Stored data:
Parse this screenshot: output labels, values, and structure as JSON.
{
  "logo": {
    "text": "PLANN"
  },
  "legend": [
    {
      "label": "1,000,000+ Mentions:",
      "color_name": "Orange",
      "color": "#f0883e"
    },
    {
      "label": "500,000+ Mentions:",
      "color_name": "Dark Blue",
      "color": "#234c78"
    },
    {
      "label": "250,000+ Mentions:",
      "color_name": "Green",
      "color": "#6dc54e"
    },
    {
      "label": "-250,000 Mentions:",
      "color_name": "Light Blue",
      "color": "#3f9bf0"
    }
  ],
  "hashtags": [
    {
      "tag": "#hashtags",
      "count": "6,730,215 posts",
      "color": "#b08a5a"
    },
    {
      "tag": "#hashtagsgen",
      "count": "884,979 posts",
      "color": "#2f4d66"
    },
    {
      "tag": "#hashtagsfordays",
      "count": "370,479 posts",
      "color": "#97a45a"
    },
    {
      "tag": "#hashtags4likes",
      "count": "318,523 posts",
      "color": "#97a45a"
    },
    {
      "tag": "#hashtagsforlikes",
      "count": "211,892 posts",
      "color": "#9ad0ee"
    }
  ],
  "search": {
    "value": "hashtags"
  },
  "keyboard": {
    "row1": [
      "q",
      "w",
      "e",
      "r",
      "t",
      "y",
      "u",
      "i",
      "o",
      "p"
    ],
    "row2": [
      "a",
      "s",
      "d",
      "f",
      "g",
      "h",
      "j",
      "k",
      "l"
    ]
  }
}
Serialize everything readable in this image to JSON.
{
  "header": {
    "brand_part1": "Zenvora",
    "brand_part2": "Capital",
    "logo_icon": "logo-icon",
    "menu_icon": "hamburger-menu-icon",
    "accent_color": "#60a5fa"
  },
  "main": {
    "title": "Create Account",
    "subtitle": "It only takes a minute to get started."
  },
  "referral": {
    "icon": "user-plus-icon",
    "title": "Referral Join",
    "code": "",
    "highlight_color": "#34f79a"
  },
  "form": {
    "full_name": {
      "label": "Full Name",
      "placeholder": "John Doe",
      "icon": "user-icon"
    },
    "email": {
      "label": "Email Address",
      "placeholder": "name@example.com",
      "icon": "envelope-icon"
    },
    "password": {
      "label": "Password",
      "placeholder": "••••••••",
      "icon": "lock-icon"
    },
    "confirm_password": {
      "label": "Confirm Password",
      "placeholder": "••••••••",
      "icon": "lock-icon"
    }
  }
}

==

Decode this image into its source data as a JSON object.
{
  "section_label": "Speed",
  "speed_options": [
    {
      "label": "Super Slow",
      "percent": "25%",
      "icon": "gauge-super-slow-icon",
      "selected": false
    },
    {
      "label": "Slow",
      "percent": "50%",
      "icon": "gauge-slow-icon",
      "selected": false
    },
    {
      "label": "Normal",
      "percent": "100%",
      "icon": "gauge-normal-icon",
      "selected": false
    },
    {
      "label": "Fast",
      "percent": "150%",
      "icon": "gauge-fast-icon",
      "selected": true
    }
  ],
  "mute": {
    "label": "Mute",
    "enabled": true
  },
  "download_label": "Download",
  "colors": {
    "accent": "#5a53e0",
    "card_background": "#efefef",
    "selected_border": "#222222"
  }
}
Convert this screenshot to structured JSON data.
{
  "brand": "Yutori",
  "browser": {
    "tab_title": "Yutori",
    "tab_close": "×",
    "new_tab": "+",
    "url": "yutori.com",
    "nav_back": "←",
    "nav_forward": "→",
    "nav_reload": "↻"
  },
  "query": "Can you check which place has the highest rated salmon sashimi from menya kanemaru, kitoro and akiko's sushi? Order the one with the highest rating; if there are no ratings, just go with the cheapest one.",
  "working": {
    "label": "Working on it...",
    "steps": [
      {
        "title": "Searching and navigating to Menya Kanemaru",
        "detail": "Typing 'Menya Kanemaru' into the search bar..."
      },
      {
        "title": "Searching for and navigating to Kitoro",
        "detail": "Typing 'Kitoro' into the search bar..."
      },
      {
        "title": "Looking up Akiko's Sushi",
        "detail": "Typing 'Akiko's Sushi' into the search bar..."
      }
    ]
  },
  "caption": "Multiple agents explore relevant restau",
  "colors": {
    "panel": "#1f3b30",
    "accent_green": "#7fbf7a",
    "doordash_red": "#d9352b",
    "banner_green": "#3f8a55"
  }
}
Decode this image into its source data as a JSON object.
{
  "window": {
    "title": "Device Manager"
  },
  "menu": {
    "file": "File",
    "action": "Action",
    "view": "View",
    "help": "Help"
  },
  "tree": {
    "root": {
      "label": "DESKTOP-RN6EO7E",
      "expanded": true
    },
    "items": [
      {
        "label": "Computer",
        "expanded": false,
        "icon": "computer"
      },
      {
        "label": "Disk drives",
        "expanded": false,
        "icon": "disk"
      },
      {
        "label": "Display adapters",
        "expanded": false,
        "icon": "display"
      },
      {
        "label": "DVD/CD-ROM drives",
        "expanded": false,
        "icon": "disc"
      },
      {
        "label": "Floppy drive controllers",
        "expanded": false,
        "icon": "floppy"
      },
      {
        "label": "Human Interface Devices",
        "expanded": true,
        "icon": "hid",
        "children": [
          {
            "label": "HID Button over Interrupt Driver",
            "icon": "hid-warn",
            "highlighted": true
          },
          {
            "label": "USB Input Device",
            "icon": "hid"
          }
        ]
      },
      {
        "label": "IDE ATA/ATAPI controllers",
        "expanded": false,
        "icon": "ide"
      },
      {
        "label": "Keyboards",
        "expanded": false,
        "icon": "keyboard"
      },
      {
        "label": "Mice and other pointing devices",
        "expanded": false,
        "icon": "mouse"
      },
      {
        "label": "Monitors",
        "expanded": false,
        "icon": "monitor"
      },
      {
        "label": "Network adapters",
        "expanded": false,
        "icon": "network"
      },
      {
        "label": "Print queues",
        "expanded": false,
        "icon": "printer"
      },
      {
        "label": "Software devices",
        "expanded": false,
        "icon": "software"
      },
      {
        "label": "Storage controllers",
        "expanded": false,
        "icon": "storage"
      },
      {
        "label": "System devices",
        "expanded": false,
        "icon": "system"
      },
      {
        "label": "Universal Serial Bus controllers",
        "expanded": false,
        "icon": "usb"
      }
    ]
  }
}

- [WRITTEN TASK]:
Take every line above carrying "into" and return it.

- [RESULT BELOW]:
Decode this image into its source data as a JSON object.
        "detail": "Typing 'Menya Kanemaru' into the search bar..."
        "detail": "Typing 'Kitoro' into the search bar..."
        "detail": "Typing 'Akiko's Sushi' into the search bar..."
Decode this image into its source data as a JSON object.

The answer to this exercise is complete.